* Extracto proporcionado
>>

No debe creerse que tal apreciación es algo insólito. En un libro menos conocido y bastante más breve que su Democracia en América, Alexis de Tocqueville escribía: «Ningún gran evento histórico está en mejor posición que la Revolución Francesa para enseñar a los escritores políticos y a los estadistas a ser cuidadosos en sus especulaciones; porque nunca hubo un evento tal, surgiendo de factores tan alejados en el tiempo, que fuese a la vez tan inevitable y tan completamente imprevisto. Las opiniones de los testigos oculares de la Revolución no estaban mejor fundadas que las de sus observadores foráneos, y en Francia no hubo real comprensión de sus objetivos aún cuando ya se había llegado al punto de explotar… es decididamente sorprendente que aquellos que llevaban el timón de los asuntos públicos – hombres de Estado, Intendentes, los magistrados – hayan exhibido muy poca más previsión. No hay duda de que muchos de estos hombres habían comprobado ser altamente competentes en el ejercicio de sus funciones y poseían un buen dominio de todos los detalles de la administración pública; sin embargo, en lo concerniente al verdadero arte del Estado—o sea una clara percepción de la forma como la sociedad evoluciona, una conciencia de las tendencias de la opinión de las masas y una capacidad para predecir el futuro—estaban tan perdidos como cualquier ciudadano ordinario». (El Antiguo Régimen y la Revolución).

Algo así como los teóricamente mejor preparados ministros del segundo gobierno de Carlos Andrés Pérez, que jamás imaginaron el «caracazo» de 1989, las asonadas del 92 o que su jefe tuviera que dejar antes de tiempo la Presidencia.

<<

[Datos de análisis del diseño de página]
>>

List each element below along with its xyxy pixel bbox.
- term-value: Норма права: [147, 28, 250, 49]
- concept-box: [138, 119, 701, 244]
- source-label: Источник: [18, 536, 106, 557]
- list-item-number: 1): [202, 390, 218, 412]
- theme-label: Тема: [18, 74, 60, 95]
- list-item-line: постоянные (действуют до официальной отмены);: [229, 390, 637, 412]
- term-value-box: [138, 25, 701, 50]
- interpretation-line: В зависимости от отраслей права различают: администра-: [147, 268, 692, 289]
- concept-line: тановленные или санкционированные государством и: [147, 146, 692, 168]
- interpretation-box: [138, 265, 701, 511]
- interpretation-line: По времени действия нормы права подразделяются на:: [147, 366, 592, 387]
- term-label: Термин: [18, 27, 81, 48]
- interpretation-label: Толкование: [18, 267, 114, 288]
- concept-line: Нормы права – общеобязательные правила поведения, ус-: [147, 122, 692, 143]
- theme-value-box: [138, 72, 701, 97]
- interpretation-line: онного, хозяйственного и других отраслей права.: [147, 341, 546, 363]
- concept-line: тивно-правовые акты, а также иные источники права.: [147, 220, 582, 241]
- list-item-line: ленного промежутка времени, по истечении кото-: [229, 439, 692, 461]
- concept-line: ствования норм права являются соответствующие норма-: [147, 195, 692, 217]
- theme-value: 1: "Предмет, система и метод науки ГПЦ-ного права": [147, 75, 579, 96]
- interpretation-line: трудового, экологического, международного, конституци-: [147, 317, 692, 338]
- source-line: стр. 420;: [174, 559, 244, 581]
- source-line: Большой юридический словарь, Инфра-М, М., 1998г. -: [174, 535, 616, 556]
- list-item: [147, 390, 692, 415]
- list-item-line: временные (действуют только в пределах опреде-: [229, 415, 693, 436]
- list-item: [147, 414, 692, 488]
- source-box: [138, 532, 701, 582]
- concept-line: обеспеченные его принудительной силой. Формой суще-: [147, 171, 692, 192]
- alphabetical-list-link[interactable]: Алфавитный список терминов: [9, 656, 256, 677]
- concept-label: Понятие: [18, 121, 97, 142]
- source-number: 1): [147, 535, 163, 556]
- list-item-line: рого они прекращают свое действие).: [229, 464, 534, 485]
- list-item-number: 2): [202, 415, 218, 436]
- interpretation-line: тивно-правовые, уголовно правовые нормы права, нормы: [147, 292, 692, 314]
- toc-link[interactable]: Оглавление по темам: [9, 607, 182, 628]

<<

* Objetivo del ejercicio
Actualiza el extracto desde "Algo así como" hasta "tiempo la Presidencia." y sustituye "ministros" por "funcionarios".

* Solución escrita
Algo así como los teóricamente mejor preparados funcionarios del segundo gobierno de Carlos Andrés Pérez, que jamás imaginaron el «caracazo» de 1989, las asonadas del 92 o que su jefe tuviera que dejar antes de tiempo la Presidencia.